▸ **Data to process**
------------------------------------------------

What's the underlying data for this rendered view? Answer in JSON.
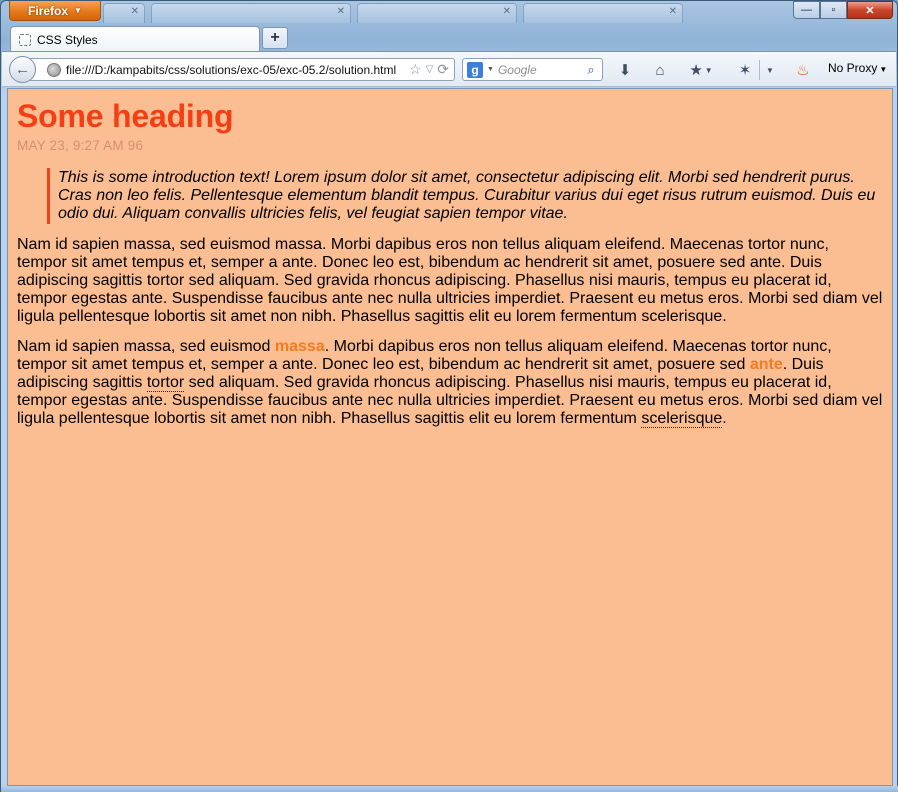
{
  "browser": {
    "app_button_label": "Firefox",
    "background_tabs": [
      "",
      "",
      "",
      ""
    ],
    "active_tab_title": "CSS Styles",
    "window_buttons": {
      "minimize": "—",
      "maximize": "▫",
      "close": "✕"
    },
    "url": "file:///D:/kampabits/css/solutions/exc-05/exc-05.2/solution.html",
    "search_placeholder": "Google",
    "proxy_label": "No Proxy"
  },
  "icons": {
    "back": "arrow-left-icon",
    "globe": "globe-icon",
    "bookmark_star": "star-icon",
    "reload": "reload-icon",
    "search_engine": "google-icon",
    "search": "magnifier-icon",
    "downloads": "download-arrow-icon",
    "home": "home-icon",
    "bookmarks": "bookmarks-icon",
    "addon": "bug-icon",
    "firebug": "flame-icon"
  },
  "colors": {
    "page_background": "#fbbd92",
    "heading": "#f43f14",
    "dateline": "#d9906a",
    "emphasis": "#f57b1f",
    "quote_border": "#f2421b"
  },
  "page": {
    "heading": "Some heading",
    "dateline": "MAY 23, 9:27 AM 96",
    "intro": "This is some introduction text! Lorem ipsum dolor sit amet, consectetur adipiscing elit. Morbi sed hendrerit purus. Cras non leo felis. Pellentesque elementum blandit tempus. Curabitur varius dui eget risus rutrum euismod. Duis eu odio dui. Aliquam convallis ultricies felis, vel feugiat sapien tempor vitae.",
    "paragraph1": "Nam id sapien massa, sed euismod massa. Morbi dapibus eros non tellus aliquam eleifend. Maecenas tortor nunc, tempor sit amet tempus et, semper a ante. Donec leo est, bibendum ac hendrerit sit amet, posuere sed ante. Duis adipiscing sagittis tortor sed aliquam. Sed gravida rhoncus adipiscing. Phasellus nisi mauris, tempus eu placerat id, tempor egestas ante. Suspendisse faucibus ante nec nulla ultricies imperdiet. Praesent eu metus eros. Morbi sed diam vel ligula pellentesque lobortis sit amet non nibh. Phasellus sagittis elit eu lorem fermentum scelerisque.",
    "paragraph2": {
      "s1": "Nam id sapien massa, sed euismod ",
      "em1": "massa",
      "s2": ". Morbi dapibus eros non tellus aliquam eleifend. Maecenas tortor nunc, tempor sit amet tempus et, semper a ante. Donec leo est, bibendum ac hendrerit sit amet, posuere sed ",
      "em2": "ante",
      "s3": ". Duis adipiscing sagittis ",
      "abbr1": "tortor",
      "s4": " sed aliquam. Sed gravida rhoncus adipiscing. Phasellus nisi mauris, tempus eu placerat id, tempor egestas ante. Suspendisse faucibus ante nec nulla ultricies imperdiet. Praesent eu metus eros. Morbi sed diam vel ligula pellentesque lobortis sit amet non nibh. Phasellus sagittis elit eu lorem fermentum ",
      "abbr2": "scelerisque",
      "s5": "."
    }
  }
}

------------------------------------------------

▸ **What is being asked**
Note how many lines in the material hold the word "dateline", and give that number with nothing added.

▸ **Task output**
2